[Saved data entries]
★ ★ ★ ★ ★ ★ ★

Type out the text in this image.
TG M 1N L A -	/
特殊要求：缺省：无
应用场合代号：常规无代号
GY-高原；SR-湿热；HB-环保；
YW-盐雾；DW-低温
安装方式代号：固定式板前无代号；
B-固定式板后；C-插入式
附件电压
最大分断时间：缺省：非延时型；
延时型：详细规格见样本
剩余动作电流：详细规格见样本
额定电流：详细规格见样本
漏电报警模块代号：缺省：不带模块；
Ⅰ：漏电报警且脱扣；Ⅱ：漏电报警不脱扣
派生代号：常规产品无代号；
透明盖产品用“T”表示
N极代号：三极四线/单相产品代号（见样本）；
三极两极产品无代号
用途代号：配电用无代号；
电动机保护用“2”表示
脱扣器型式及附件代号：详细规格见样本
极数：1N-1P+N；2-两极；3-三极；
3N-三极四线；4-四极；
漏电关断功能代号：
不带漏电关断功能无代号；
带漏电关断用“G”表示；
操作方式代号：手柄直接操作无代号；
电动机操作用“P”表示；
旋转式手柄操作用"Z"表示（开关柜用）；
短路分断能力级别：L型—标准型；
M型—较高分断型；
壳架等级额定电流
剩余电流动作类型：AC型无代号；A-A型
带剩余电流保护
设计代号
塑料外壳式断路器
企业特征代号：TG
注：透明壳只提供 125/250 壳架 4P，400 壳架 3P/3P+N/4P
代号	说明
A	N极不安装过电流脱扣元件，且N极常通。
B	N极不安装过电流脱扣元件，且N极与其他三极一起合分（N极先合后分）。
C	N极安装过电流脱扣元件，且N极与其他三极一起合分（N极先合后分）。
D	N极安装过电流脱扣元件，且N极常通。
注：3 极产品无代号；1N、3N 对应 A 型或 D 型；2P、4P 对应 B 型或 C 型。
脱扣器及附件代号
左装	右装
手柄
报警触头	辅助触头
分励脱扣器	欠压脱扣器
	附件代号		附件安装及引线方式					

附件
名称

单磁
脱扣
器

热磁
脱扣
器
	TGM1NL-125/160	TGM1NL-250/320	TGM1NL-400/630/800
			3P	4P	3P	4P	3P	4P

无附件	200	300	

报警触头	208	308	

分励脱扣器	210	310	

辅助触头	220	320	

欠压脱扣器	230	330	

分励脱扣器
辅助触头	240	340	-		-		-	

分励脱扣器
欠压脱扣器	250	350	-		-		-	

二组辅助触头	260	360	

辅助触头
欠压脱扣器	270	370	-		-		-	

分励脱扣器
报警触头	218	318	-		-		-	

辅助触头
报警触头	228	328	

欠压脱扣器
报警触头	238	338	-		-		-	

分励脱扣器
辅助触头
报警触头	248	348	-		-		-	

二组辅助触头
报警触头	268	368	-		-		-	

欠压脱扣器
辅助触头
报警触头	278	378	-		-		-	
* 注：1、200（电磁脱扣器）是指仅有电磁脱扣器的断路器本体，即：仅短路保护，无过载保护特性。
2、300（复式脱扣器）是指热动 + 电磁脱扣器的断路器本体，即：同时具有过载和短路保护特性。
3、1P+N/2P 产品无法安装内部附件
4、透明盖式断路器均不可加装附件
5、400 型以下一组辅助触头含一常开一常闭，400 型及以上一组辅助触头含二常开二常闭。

★ ★ ★ ★ ★ ★ ★

### WHAT IS ASKED
Exactly as they are written, print the entries again.

### ANSWER BELOW
Type out the text in this image.
TG M 1N L A -	/
特殊要求：缺省：无
应用场合代号：常规无代号
GY-高原；SR-湿热；HB-环保；
YW-盐雾；DW-低温
安装方式代号：固定式板前无代号；
B-固定式板后；C-插入式
附件电压
最大分断时间：缺省：非延时型；
延时型：详细规格见样本
剩余动作电流：详细规格见样本
额定电流：详细规格见样本
漏电报警模块代号：缺省：不带模块；
Ⅰ：漏电报警且脱扣；Ⅱ：漏电报警不脱扣
派生代号：常规产品无代号；
透明盖产品用“T”表示
N极代号：三极四线/单相产品代号（见样本）；
三极两极产品无代号
用途代号：配电用无代号；
电动机保护用“2”表示
脱扣器型式及附件代号：详细规格见样本
极数：1N-1P+N；2-两极；3-三极；
3N-三极四线；4-四极；
漏电关断功能代号：
不带漏电关断功能无代号；
带漏电关断用“G”表示；
操作方式代号：手柄直接操作无代号；
电动机操作用“P”表示；
旋转式手柄操作用"Z"表示（开关柜用）；
短路分断能力级别：L型—标准型；
M型—较高分断型；
壳架等级额定电流
剩余电流动作类型：AC型无代号；A-A型
带剩余电流保护
设计代号
塑料外壳式断路器
企业特征代号：TG
注：透明壳只提供 125/250 壳架 4P，400 壳架 3P/3P+N/4P
代号	说明
A	N极不安装过电流脱扣元件，且N极常通。
B	N极不安装过电流脱扣元件，且N极与其他三极一起合分（N极先合后分）。
C	N极安装过电流脱扣元件，且N极与其他三极一起合分（N极先合后分）。
D	N极安装过电流脱扣元件，且N极常通。
注：3 极产品无代号；1N、3N 对应 A 型或 D 型；2P、4P 对应 B 型或 C 型。
脱扣器及附件代号
左装	右装
手柄
报警触头	辅助触头
分励脱扣器	欠压脱扣器
	附件代号		附件安装及引线方式					

附件
名称

单磁
脱扣
器

热磁
脱扣
器
	TGM1NL-125/160	TGM1NL-250/320	TGM1NL-400/630/800
			3P	4P	3P	4P	3P	4P

无附件	200	300	

报警触头	208	308	

分励脱扣器	210	310	

辅助触头	220	320	

欠压脱扣器	230	330	

分励脱扣器
辅助触头	240	340	-		-		-	

分励脱扣器
欠压脱扣器	250	350	-		-		-	

二组辅助触头	260	360	

辅助触头
欠压脱扣器	270	370	-		-		-	

分励脱扣器
报警触头	218	318	-		-		-	

辅助触头
报警触头	228	328	

欠压脱扣器
报警触头	238	338	-		-		-	

分励脱扣器
辅助触头
报警触头	248	348	-		-		-	

二组辅助触头
报警触头	268	368	-		-		-	

欠压脱扣器
辅助触头
报警触头	278	378	-		-		-	
* 注：1、200（电磁脱扣器）是指仅有电磁脱扣器的断路器本体，即：仅短路保护，无过载保护特性。
2、300（复式脱扣器）是指热动 + 电磁脱扣器的断路器本体，即：同时具有过载和短路保护特性。
3、1P+N/2P 产品无法安装内部附件
4、透明盖式断路器均不可加装附件
5、400 型以下一组辅助触头含一常开一常闭，400 型及以上一组辅助触头含二常开二常闭。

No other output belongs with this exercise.